→ **DIRECTIVE**:
Print the complete set of entries exactly.

>> BEGIN

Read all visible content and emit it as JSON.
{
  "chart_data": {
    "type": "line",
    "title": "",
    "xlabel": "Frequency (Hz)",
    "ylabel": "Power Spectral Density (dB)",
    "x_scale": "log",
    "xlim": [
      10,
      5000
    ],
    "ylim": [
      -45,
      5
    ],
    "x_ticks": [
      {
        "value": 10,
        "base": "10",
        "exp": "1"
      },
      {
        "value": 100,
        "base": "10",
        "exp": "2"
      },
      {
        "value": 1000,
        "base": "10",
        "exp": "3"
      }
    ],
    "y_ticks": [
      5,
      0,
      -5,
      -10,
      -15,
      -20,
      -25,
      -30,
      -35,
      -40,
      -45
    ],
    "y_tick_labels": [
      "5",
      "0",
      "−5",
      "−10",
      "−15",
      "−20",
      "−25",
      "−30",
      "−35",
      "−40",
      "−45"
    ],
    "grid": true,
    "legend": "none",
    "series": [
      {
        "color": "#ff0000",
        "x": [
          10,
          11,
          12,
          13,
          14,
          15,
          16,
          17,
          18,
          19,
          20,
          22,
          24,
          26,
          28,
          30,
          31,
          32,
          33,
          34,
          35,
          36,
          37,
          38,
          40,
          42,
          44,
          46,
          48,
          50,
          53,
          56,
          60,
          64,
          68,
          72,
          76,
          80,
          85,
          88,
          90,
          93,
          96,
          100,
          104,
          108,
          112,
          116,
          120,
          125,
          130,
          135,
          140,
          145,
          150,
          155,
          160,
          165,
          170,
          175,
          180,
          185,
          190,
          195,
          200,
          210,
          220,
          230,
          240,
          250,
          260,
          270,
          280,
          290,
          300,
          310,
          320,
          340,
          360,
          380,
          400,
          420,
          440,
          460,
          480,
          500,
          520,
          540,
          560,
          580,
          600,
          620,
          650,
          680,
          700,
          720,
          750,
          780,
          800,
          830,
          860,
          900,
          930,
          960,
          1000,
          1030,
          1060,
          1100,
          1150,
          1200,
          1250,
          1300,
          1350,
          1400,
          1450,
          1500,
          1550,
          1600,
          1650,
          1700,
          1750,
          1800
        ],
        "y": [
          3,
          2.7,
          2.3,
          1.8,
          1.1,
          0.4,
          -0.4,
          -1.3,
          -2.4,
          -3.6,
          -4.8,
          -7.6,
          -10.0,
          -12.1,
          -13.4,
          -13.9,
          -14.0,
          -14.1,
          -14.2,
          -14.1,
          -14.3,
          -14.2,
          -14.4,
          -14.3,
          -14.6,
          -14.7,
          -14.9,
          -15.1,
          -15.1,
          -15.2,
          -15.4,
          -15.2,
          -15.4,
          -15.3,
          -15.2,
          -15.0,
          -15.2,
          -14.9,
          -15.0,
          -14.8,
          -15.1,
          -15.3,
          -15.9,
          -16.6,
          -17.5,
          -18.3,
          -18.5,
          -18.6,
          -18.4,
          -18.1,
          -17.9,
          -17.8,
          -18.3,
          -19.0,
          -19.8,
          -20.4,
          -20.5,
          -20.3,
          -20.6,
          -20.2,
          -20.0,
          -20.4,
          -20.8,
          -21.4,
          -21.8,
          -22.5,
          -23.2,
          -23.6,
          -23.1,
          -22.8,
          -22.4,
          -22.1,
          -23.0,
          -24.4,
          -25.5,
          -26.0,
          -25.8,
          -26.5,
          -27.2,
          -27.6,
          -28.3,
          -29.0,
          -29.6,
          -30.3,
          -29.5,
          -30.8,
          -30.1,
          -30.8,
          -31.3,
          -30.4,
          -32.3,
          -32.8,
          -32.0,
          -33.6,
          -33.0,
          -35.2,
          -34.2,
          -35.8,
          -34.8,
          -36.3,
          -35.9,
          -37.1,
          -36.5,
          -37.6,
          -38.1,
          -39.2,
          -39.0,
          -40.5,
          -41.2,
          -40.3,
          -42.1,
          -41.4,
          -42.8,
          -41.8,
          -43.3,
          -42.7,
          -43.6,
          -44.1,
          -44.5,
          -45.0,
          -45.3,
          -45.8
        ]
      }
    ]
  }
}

>> END

→ **TASK OUTPUT**:
Read all visible content and emit it as JSON.
{
  "chart_data": {
    "type": "line",
    "title": "",
    "xlabel": "Frequency (Hz)",
    "ylabel": "Power Spectral Density (dB)",
    "x_scale": "log",
    "xlim": [
      10,
      5000
    ],
    "ylim": [
      -45,
      5
    ],
    "x_ticks": [
      {
        "value": 10,
        "base": "10",
        "exp": "1"
      },
      {
        "value": 100,
        "base": "10",
        "exp": "2"
      },
      {
        "value": 1000,
        "base": "10",
        "exp": "3"
      }
    ],
    "y_ticks": [
      5,
      0,
      -5,
      -10,
      -15,
      -20,
      -25,
      -30,
      -35,
      -40,
      -45
    ],
    "y_tick_labels": [
      "5",
      "0",
      "−5",
      "−10",
      "−15",
      "−20",
      "−25",
      "−30",
      "−35",
      "−40",
      "−45"
    ],
    "grid": true,
    "legend": "none",
    "series": [
      {
        "color": "#ff0000",
        "x": [
          10,
          11,
          12,
          13,
          14,
          15,
          16,
          17,
          18,
          19,
          20,
          22,
          24,
          26,
          28,
          30,
          31,
          32,
          33,
          34,
          35,
          36,
          37,
          38,
          40,
          42,
          44,
          46,
          48,
          50,
          53,
          56,
          60,
          64,
          68,
          72,
          76,
          80,
          85,
          88,
          90,
          93,
          96,
          100,
          104,
          108,
          112,
          116,
          120,
          125,
          130,
          135,
          140,
          145,
          150,
          155,
          160,
          165,
          170,
          175,
          180,
          185,
          190,
          195,
          200,
          210,
          220,
          230,
          240,
          250,
          260,
          270,
          280,
          290,
          300,
          310,
          320,
          340,
          360,
          380,
          400,
          420,
          440,
          460,
          480,
          500,
          520,
          540,
          560,
          580,
          600,
          620,
          650,
          680,
          700,
          720,
          750,
          780,
          800,
          830,
          860,
          900,
          930,
          960,
          1000,
          1030,
          1060,
          1100,
          1150,
          1200,
          1250,
          1300,
          1350,
          1400,
          1450,
          1500,
          1550,
          1600,
          1650,
          1700,
          1750,
          1800
        ],
        "y": [
          3,
          2.7,
          2.3,
          1.8,
          1.1,
          0.4,
          -0.4,
          -1.3,
          -2.4,
          -3.6,
          -4.8,
          -7.6,
          -10.0,
          -12.1,
          -13.4,
          -13.9,
          -14.0,
          -14.1,
          -14.2,
          -14.1,
          -14.3,
          -14.2,
          -14.4,
          -14.3,
          -14.6,
          -14.7,
          -14.9,
          -15.1,
          -15.1,
          -15.2,
          -15.4,
          -15.2,
          -15.4,
          -15.3,
          -15.2,
          -15.0,
          -15.2,
          -14.9,
          -15.0,
          -14.8,
          -15.1,
          -15.3,
          -15.9,
          -16.6,
          -17.5,
          -18.3,
          -18.5,
          -18.6,
          -18.4,
          -18.1,
          -17.9,
          -17.8,
          -18.3,
          -19.0,
          -19.8,
          -20.4,
          -20.5,
          -20.3,
          -20.6,
          -20.2,
          -20.0,
          -20.4,
          -20.8,
          -21.4,
          -21.8,
          -22.5,
          -23.2,
          -23.6,
          -23.1,
          -22.8,
          -22.4,
          -22.1,
          -23.0,
          -24.4,
          -25.5,
          -26.0,
          -25.8,
          -26.5,
          -27.2,
          -27.6,
          -28.3,
          -29.0,
          -29.6,
          -30.3,
          -29.5,
          -30.8,
          -30.1,
          -30.8,
          -31.3,
          -30.4,
          -32.3,
          -32.8,
          -32.0,
          -33.6,
          -33.0,
          -35.2,
          -34.2,
          -35.8,
          -34.8,
          -36.3,
          -35.9,
          -37.1,
          -36.5,
          -37.6,
          -38.1,
          -39.2,
          -39.0,
          -40.5,
          -41.2,
          -40.3,
          -42.1,
          -41.4,
          -42.8,
          -41.8,
          -43.3,
          -42.7,
          -43.6,
          -44.1,
          -44.5,
          -45.0,
          -45.3,
          -45.8
        ]
      }
    ]
  }
}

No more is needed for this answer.